→ **What needs to be done**
Pick out every line in the data below that holds "open".

------------------------------------

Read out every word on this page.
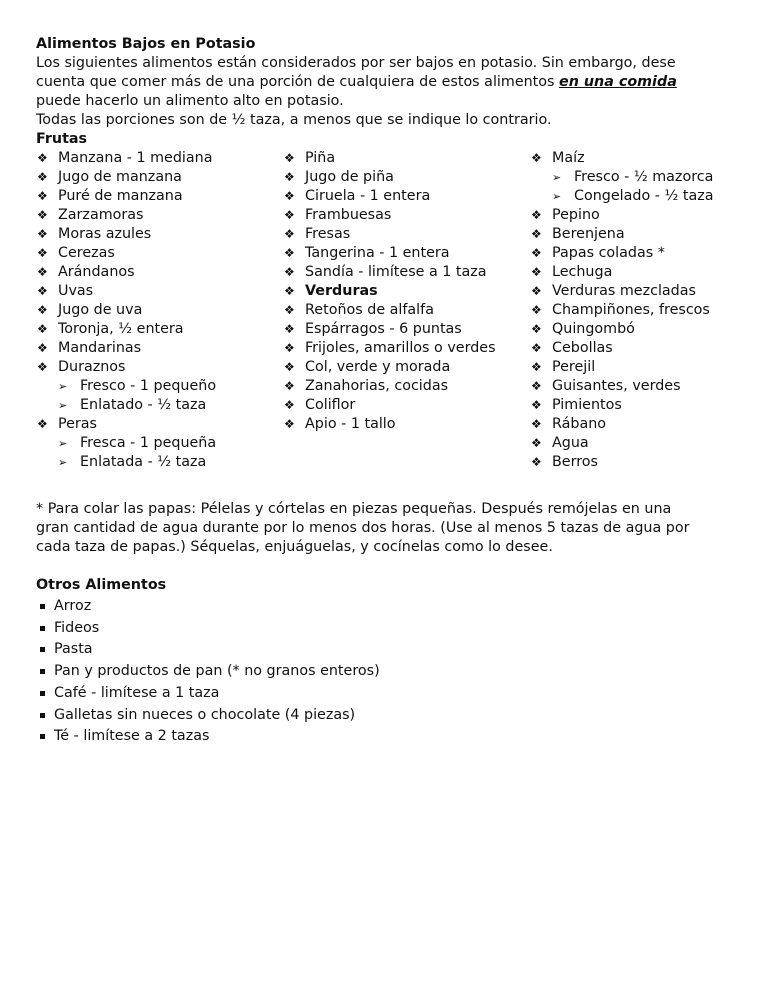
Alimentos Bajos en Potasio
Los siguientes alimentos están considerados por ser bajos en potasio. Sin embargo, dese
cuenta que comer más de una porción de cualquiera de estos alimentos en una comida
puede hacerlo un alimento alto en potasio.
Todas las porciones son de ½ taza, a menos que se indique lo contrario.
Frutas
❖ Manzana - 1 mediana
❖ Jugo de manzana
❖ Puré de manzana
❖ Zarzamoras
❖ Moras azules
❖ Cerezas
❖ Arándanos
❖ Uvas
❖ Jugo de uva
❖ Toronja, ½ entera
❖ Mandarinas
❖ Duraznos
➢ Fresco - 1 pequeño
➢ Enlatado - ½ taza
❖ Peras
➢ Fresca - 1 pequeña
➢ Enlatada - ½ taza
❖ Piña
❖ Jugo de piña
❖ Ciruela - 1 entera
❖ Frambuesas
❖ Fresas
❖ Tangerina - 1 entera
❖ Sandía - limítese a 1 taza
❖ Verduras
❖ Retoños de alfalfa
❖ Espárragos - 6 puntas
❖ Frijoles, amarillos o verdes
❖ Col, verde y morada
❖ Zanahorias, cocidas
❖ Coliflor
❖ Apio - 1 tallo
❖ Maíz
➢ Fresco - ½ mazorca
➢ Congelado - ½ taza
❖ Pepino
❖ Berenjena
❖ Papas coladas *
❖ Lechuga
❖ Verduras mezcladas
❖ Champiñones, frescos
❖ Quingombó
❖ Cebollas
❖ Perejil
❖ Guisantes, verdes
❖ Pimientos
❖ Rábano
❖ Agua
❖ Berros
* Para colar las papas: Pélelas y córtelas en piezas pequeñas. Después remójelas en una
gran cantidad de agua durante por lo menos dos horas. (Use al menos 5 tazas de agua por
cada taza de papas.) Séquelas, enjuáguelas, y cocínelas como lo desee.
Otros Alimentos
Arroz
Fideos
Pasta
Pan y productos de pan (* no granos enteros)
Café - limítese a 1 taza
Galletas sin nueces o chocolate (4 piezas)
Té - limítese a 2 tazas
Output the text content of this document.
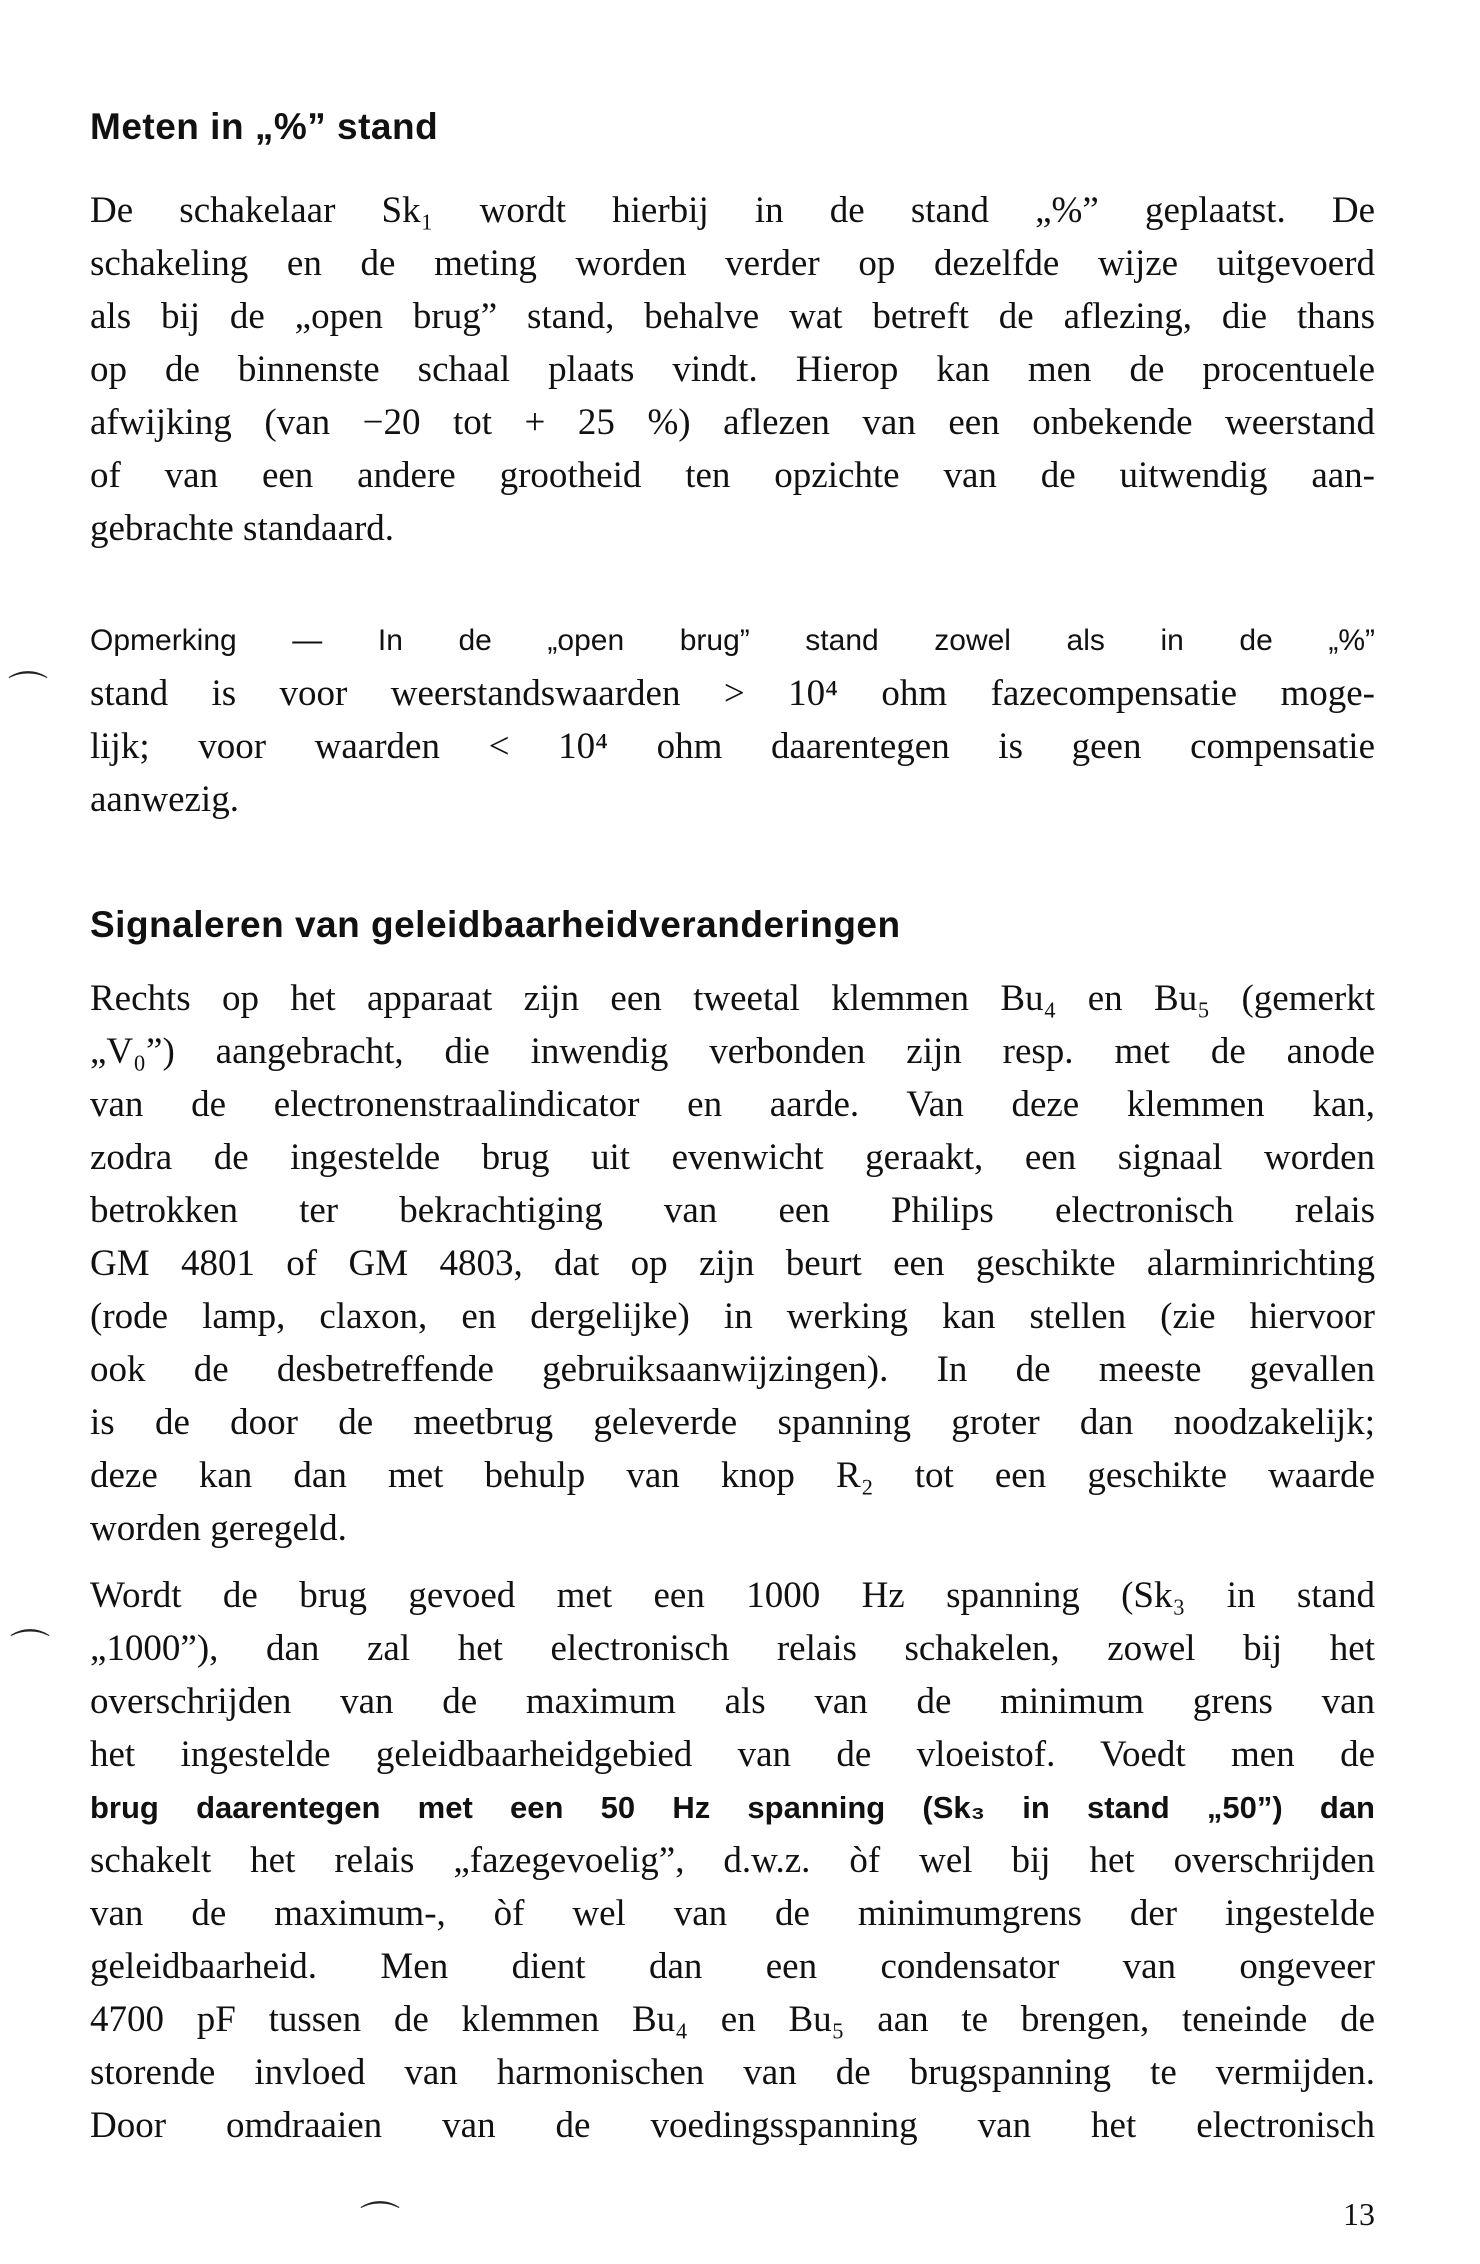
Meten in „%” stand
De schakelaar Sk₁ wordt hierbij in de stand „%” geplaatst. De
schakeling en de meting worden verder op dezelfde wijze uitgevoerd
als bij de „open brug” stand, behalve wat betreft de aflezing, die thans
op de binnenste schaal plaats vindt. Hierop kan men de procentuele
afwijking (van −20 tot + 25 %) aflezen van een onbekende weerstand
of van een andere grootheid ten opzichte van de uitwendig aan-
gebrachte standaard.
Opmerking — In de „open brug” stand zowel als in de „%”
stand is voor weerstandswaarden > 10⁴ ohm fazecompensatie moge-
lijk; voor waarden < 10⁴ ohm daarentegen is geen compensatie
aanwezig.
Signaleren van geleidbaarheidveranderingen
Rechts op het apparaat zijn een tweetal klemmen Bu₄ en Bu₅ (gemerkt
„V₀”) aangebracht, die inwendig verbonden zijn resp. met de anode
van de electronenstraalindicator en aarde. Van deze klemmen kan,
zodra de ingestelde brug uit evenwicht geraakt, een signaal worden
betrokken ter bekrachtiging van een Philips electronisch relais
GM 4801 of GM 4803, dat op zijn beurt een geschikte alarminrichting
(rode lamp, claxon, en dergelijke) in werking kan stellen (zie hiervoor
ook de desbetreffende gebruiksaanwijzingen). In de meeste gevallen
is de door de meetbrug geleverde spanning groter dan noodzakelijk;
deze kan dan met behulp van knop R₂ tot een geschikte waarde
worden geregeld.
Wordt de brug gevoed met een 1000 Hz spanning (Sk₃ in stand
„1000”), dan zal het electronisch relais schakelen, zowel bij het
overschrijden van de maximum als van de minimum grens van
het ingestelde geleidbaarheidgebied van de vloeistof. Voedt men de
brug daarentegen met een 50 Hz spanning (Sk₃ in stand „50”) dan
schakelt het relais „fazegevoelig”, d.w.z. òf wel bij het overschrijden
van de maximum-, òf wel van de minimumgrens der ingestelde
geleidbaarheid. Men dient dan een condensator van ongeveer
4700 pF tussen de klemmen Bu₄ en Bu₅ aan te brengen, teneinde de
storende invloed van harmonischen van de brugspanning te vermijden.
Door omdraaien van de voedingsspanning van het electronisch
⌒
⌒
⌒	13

------------------------------------

→ **Written reply**
als bij de „open brug” stand, behalve wat betreft de aflezing, die thans
Opmerking — In de „open brug” stand zowel als in de „%”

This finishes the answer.